— TASK STATEMENT —
Render every entry exactly as it appears.

— DATA IN THIS EXERCISE —
━━━━━━━━━━━━━━━━
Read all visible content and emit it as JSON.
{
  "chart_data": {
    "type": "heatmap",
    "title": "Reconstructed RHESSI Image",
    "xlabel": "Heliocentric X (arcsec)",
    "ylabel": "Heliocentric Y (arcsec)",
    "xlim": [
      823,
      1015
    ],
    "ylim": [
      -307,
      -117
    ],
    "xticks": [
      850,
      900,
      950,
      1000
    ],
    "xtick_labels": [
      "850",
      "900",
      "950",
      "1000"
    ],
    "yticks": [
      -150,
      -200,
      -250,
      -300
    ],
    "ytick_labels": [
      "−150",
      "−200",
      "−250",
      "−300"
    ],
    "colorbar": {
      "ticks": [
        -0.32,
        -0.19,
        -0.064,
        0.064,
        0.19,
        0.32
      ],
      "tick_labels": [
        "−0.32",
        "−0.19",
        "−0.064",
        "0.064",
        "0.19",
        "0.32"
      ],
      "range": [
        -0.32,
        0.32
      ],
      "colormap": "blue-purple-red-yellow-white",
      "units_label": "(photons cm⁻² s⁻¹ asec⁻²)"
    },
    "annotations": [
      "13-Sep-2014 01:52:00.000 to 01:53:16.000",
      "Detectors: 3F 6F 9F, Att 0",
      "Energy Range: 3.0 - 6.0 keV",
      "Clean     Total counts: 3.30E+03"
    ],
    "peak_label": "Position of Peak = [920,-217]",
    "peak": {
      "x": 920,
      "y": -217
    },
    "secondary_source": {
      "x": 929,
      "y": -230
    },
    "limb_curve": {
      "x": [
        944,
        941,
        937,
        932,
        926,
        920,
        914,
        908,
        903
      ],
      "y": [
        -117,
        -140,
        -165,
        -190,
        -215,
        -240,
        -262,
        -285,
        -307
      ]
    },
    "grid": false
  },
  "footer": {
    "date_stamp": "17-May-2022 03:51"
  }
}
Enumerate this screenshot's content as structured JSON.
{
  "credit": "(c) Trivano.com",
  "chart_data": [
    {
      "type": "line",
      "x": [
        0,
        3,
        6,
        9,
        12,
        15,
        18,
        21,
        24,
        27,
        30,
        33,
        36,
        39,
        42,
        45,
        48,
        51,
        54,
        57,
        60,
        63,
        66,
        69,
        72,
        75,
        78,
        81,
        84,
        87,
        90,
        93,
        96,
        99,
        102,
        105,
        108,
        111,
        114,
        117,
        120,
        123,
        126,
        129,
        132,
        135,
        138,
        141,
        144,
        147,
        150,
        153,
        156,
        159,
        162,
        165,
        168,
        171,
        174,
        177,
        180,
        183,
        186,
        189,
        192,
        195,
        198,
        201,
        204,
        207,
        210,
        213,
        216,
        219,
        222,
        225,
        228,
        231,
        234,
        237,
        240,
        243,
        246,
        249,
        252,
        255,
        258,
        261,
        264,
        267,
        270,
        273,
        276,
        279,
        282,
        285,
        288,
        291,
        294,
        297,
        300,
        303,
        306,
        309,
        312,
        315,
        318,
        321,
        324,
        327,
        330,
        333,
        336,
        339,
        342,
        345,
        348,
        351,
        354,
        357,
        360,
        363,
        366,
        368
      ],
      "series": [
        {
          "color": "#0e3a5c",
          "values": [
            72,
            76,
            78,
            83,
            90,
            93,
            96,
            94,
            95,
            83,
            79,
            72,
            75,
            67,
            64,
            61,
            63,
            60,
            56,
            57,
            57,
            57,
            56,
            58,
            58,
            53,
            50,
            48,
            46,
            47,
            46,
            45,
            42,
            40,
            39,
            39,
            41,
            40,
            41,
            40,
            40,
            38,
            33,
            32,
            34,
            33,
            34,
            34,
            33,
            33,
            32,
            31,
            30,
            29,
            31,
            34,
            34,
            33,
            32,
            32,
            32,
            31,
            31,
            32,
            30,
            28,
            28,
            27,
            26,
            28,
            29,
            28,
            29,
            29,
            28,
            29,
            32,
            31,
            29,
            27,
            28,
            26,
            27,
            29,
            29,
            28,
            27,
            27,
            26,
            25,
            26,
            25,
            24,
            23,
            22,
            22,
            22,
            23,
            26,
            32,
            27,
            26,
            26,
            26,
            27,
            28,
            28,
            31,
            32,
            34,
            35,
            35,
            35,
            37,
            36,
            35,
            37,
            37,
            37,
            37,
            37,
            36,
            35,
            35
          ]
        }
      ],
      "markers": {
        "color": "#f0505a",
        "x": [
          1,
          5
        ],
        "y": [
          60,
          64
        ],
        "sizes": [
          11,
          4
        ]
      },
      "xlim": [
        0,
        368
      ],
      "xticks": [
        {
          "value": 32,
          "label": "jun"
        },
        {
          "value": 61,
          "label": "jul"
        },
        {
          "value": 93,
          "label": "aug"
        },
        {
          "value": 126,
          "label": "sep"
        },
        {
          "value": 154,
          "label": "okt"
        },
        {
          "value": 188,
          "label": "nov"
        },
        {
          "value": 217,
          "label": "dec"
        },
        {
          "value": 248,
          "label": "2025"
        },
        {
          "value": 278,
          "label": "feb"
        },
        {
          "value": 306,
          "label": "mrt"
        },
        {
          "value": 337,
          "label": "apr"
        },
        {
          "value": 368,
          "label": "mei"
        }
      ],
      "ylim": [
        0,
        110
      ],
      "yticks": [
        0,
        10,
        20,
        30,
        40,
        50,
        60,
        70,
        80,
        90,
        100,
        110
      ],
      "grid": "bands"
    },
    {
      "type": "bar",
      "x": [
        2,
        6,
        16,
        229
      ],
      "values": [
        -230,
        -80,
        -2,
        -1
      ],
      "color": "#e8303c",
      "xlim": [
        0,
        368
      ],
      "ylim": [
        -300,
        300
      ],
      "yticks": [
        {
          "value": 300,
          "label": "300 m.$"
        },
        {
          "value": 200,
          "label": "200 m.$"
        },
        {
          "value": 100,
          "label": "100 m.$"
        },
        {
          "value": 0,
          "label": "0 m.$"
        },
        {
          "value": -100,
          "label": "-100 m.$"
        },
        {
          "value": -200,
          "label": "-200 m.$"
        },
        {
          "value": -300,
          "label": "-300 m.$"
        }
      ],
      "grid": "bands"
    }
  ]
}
━━━━━━━━━━━━━━━━
— SOLUTION TO THIS PROBLEM —
Read all visible content and emit it as JSON.
{
  "chart_data": {
    "type": "heatmap",
    "title": "Reconstructed RHESSI Image",
    "xlabel": "Heliocentric X (arcsec)",
    "ylabel": "Heliocentric Y (arcsec)",
    "xlim": [
      823,
      1015
    ],
    "ylim": [
      -307,
      -117
    ],
    "xticks": [
      850,
      900,
      950,
      1000
    ],
    "xtick_labels": [
      "850",
      "900",
      "950",
      "1000"
    ],
    "yticks": [
      -150,
      -200,
      -250,
      -300
    ],
    "ytick_labels": [
      "−150",
      "−200",
      "−250",
      "−300"
    ],
    "colorbar": {
      "ticks": [
        -0.32,
        -0.19,
        -0.064,
        0.064,
        0.19,
        0.32
      ],
      "tick_labels": [
        "−0.32",
        "−0.19",
        "−0.064",
        "0.064",
        "0.19",
        "0.32"
      ],
      "range": [
        -0.32,
        0.32
      ],
      "colormap": "blue-purple-red-yellow-white",
      "units_label": "(photons cm⁻² s⁻¹ asec⁻²)"
    },
    "annotations": [
      "13-Sep-2014 01:52:00.000 to 01:53:16.000",
      "Detectors: 3F 6F 9F, Att 0",
      "Energy Range: 3.0 - 6.0 keV",
      "Clean     Total counts: 3.30E+03"
    ],
    "peak_label": "Position of Peak = [920,-217]",
    "peak": {
      "x": 920,
      "y": -217
    },
    "secondary_source": {
      "x": 929,
      "y": -230
    },
    "limb_curve": {
      "x": [
        944,
        941,
        937,
        932,
        926,
        920,
        914,
        908,
        903
      ],
      "y": [
        -117,
        -140,
        -165,
        -190,
        -215,
        -240,
        -262,
        -285,
        -307
      ]
    },
    "grid": false
  },
  "footer": {
    "date_stamp": "17-May-2022 03:51"
  }
}
Enumerate this screenshot's content as structured JSON.
{
  "credit": "(c) Trivano.com",
  "chart_data": [
    {
      "type": "line",
      "x": [
        0,
        3,
        6,
        9,
        12,
        15,
        18,
        21,
        24,
        27,
        30,
        33,
        36,
        39,
        42,
        45,
        48,
        51,
        54,
        57,
        60,
        63,
        66,
        69,
        72,
        75,
        78,
        81,
        84,
        87,
        90,
        93,
        96,
        99,
        102,
        105,
        108,
        111,
        114,
        117,
        120,
        123,
        126,
        129,
        132,
        135,
        138,
        141,
        144,
        147,
        150,
        153,
        156,
        159,
        162,
        165,
        168,
        171,
        174,
        177,
        180,
        183,
        186,
        189,
        192,
        195,
        198,
        201,
        204,
        207,
        210,
        213,
        216,
        219,
        222,
        225,
        228,
        231,
        234,
        237,
        240,
        243,
        246,
        249,
        252,
        255,
        258,
        261,
        264,
        267,
        270,
        273,
        276,
        279,
        282,
        285,
        288,
        291,
        294,
        297,
        300,
        303,
        306,
        309,
        312,
        315,
        318,
        321,
        324,
        327,
        330,
        333,
        336,
        339,
        342,
        345,
        348,
        351,
        354,
        357,
        360,
        363,
        366,
        368
      ],
      "series": [
        {
          "color": "#0e3a5c",
          "values": [
            72,
            76,
            78,
            83,
            90,
            93,
            96,
            94,
            95,
            83,
            79,
            72,
            75,
            67,
            64,
            61,
            63,
            60,
            56,
            57,
            57,
            57,
            56,
            58,
            58,
            53,
            50,
            48,
            46,
            47,
            46,
            45,
            42,
            40,
            39,
            39,
            41,
            40,
            41,
            40,
            40,
            38,
            33,
            32,
            34,
            33,
            34,
            34,
            33,
            33,
            32,
            31,
            30,
            29,
            31,
            34,
            34,
            33,
            32,
            32,
            32,
            31,
            31,
            32,
            30,
            28,
            28,
            27,
            26,
            28,
            29,
            28,
            29,
            29,
            28,
            29,
            32,
            31,
            29,
            27,
            28,
            26,
            27,
            29,
            29,
            28,
            27,
            27,
            26,
            25,
            26,
            25,
            24,
            23,
            22,
            22,
            22,
            23,
            26,
            32,
            27,
            26,
            26,
            26,
            27,
            28,
            28,
            31,
            32,
            34,
            35,
            35,
            35,
            37,
            36,
            35,
            37,
            37,
            37,
            37,
            37,
            36,
            35,
            35
          ]
        }
      ],
      "markers": {
        "color": "#f0505a",
        "x": [
          1,
          5
        ],
        "y": [
          60,
          64
        ],
        "sizes": [
          11,
          4
        ]
      },
      "xlim": [
        0,
        368
      ],
      "xticks": [
        {
          "value": 32,
          "label": "jun"
        },
        {
          "value": 61,
          "label": "jul"
        },
        {
          "value": 93,
          "label": "aug"
        },
        {
          "value": 126,
          "label": "sep"
        },
        {
          "value": 154,
          "label": "okt"
        },
        {
          "value": 188,
          "label": "nov"
        },
        {
          "value": 217,
          "label": "dec"
        },
        {
          "value": 248,
          "label": "2025"
        },
        {
          "value": 278,
          "label": "feb"
        },
        {
          "value": 306,
          "label": "mrt"
        },
        {
          "value": 337,
          "label": "apr"
        },
        {
          "value": 368,
          "label": "mei"
        }
      ],
      "ylim": [
        0,
        110
      ],
      "yticks": [
        0,
        10,
        20,
        30,
        40,
        50,
        60,
        70,
        80,
        90,
        100,
        110
      ],
      "grid": "bands"
    },
    {
      "type": "bar",
      "x": [
        2,
        6,
        16,
        229
      ],
      "values": [
        -230,
        -80,
        -2,
        -1
      ],
      "color": "#e8303c",
      "xlim": [
        0,
        368
      ],
      "ylim": [
        -300,
        300
      ],
      "yticks": [
        {
          "value": 300,
          "label": "300 m.$"
        },
        {
          "value": 200,
          "label": "200 m.$"
        },
        {
          "value": 100,
          "label": "100 m.$"
        },
        {
          "value": 0,
          "label": "0 m.$"
        },
        {
          "value": -100,
          "label": "-100 m.$"
        },
        {
          "value": -200,
          "label": "-200 m.$"
        },
        {
          "value": -300,
          "label": "-300 m.$"
        }
      ],
      "grid": "bands"
    }
  ]
}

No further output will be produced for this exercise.